(Stored items)
⁂

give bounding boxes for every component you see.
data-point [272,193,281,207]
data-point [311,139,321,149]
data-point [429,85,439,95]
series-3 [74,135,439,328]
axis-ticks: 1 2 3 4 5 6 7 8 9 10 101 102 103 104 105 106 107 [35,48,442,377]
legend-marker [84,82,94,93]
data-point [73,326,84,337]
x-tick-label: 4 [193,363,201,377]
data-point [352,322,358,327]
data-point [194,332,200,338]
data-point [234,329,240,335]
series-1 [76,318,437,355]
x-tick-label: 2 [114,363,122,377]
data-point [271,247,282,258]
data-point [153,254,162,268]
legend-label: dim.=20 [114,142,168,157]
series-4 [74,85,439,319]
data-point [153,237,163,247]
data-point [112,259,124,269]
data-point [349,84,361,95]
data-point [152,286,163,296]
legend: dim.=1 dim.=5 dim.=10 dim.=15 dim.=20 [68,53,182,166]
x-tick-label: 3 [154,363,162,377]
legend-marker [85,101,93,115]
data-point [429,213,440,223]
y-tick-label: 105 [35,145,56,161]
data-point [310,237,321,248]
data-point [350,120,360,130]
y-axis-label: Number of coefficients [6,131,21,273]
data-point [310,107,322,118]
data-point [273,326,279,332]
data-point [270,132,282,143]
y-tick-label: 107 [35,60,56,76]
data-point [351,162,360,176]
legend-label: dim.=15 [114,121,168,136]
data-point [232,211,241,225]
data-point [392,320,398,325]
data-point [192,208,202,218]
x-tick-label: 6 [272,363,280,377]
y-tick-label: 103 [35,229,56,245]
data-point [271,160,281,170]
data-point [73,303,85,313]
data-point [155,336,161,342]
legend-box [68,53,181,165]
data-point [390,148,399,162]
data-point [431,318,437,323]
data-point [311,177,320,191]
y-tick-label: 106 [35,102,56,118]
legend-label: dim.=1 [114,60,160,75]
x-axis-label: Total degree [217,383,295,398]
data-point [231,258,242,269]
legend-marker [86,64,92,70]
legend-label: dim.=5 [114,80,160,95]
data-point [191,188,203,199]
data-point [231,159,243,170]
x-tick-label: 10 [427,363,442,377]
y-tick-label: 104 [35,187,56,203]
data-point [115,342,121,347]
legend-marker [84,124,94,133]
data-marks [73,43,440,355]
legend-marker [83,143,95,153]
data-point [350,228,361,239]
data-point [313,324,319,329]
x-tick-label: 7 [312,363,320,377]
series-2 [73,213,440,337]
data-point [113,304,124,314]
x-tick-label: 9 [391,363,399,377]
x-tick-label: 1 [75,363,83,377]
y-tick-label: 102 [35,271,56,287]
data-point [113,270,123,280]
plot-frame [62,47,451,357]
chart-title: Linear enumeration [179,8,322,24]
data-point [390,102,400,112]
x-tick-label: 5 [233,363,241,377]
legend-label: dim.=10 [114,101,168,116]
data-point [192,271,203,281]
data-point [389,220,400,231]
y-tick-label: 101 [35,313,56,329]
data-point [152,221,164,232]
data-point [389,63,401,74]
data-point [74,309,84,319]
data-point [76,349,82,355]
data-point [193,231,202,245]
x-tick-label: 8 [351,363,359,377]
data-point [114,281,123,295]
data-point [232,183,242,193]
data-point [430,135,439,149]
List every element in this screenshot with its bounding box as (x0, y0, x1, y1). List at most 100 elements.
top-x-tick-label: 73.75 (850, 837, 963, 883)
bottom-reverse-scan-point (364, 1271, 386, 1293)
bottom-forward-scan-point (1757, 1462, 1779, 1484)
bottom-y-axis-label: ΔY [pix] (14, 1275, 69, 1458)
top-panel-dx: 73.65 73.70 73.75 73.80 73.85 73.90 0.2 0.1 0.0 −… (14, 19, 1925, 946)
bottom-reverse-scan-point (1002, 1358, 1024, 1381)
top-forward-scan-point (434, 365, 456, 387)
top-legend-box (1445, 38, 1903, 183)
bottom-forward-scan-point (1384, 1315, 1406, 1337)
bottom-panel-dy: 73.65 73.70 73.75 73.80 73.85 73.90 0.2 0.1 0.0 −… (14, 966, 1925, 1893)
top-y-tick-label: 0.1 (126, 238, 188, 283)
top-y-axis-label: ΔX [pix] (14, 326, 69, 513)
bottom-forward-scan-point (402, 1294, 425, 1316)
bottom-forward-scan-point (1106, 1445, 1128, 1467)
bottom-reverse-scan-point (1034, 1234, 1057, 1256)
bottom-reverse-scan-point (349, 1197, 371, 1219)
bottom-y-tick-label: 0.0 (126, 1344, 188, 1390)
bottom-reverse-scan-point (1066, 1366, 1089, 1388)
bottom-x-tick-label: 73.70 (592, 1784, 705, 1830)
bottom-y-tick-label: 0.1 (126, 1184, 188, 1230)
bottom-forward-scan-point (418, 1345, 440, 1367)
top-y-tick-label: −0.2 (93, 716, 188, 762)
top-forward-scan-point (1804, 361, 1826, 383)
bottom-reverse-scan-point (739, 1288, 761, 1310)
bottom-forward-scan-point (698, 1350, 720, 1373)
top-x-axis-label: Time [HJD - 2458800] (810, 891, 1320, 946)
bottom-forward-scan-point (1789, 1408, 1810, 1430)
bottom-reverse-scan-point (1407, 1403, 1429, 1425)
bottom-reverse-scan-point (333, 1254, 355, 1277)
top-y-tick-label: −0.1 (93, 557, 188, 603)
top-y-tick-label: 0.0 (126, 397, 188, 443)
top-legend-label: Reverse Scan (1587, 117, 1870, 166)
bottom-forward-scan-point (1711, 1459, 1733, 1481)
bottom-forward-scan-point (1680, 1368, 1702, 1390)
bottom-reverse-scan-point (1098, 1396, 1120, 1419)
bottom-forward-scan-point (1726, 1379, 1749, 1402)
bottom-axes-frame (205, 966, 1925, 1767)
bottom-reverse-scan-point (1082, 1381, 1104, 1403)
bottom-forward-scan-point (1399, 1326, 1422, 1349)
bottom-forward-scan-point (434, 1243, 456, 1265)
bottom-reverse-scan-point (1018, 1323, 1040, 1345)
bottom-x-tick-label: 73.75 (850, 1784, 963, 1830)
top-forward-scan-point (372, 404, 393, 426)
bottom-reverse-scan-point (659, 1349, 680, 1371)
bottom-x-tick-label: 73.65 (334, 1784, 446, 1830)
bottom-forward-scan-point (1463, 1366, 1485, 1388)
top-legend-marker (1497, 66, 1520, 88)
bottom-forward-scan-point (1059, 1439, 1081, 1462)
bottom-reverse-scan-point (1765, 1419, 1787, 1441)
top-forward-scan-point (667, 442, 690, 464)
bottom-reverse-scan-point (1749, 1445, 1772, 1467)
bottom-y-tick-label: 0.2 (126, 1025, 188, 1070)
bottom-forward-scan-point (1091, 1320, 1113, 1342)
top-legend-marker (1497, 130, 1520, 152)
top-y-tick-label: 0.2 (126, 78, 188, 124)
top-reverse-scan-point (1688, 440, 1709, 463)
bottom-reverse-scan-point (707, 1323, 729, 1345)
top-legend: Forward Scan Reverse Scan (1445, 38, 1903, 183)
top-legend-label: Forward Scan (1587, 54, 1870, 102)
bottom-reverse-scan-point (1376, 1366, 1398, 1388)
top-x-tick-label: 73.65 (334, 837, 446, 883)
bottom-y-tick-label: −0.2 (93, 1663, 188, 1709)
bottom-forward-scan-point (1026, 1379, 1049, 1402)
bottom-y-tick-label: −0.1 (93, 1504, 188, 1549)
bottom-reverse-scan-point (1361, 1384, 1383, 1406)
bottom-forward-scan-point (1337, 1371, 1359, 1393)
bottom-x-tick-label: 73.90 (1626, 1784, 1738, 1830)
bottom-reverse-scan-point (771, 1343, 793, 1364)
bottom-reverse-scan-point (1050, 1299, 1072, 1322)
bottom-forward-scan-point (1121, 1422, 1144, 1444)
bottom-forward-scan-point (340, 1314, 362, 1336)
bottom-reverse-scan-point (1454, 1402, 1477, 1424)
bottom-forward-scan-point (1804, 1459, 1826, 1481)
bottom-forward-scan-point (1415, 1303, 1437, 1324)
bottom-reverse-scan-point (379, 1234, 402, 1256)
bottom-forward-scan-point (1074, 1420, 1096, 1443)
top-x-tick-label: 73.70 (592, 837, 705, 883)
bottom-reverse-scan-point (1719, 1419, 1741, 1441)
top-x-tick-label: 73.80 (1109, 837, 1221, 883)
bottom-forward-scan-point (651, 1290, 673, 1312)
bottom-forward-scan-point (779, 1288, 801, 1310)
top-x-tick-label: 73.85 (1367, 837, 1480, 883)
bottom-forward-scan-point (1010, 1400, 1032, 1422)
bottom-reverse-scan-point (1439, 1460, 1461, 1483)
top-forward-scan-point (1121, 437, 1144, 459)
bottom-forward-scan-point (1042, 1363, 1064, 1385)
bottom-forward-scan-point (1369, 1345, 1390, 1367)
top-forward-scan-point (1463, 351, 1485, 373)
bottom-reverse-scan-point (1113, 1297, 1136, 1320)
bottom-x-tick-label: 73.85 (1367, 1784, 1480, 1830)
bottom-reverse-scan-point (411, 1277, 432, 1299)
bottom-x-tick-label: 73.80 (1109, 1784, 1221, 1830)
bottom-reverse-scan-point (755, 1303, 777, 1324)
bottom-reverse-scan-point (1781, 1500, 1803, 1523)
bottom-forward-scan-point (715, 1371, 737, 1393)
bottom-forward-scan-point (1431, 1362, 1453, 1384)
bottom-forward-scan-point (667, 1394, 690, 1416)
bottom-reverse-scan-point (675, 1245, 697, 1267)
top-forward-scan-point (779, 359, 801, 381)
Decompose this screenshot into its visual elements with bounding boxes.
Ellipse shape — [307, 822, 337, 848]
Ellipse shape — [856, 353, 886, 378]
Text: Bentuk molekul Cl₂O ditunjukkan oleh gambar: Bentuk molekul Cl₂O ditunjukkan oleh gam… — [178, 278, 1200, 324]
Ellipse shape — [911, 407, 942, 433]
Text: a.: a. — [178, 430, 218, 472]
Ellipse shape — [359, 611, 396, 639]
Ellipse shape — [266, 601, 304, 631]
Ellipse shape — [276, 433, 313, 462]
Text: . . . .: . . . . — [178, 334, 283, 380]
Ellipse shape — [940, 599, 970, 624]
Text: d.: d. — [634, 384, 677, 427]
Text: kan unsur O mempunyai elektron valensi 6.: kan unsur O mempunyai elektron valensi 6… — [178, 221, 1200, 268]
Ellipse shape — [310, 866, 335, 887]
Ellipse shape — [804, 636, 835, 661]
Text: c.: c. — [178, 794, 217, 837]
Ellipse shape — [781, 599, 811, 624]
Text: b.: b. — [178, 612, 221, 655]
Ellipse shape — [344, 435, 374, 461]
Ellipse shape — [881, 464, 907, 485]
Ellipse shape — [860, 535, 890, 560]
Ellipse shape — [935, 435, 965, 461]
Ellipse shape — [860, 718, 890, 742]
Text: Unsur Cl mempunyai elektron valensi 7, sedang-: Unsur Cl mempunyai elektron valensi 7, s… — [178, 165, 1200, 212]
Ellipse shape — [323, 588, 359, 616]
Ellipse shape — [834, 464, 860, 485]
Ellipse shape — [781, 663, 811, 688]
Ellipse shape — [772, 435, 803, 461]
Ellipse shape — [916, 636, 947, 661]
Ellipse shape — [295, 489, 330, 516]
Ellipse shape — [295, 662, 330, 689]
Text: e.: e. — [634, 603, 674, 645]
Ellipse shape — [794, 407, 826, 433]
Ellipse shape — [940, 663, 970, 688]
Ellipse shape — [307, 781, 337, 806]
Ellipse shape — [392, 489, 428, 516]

⁂

= Direction =
Starting at the first item and ending at the line containing "data-point [73,326,84,337]", swap "legend-marker" for "legend-symbol" and write those lines out again with nothing else changed.

= Exercise result =
give bounding boxes for every component you see.
data-point [272,193,281,207]
data-point [311,139,321,149]
data-point [429,85,439,95]
series-3 [74,135,439,328]
axis-ticks: 1 2 3 4 5 6 7 8 9 10 101 102 103 104 105 106 107 [35,48,442,377]
legend-symbol [84,82,94,93]
data-point [73,326,84,337]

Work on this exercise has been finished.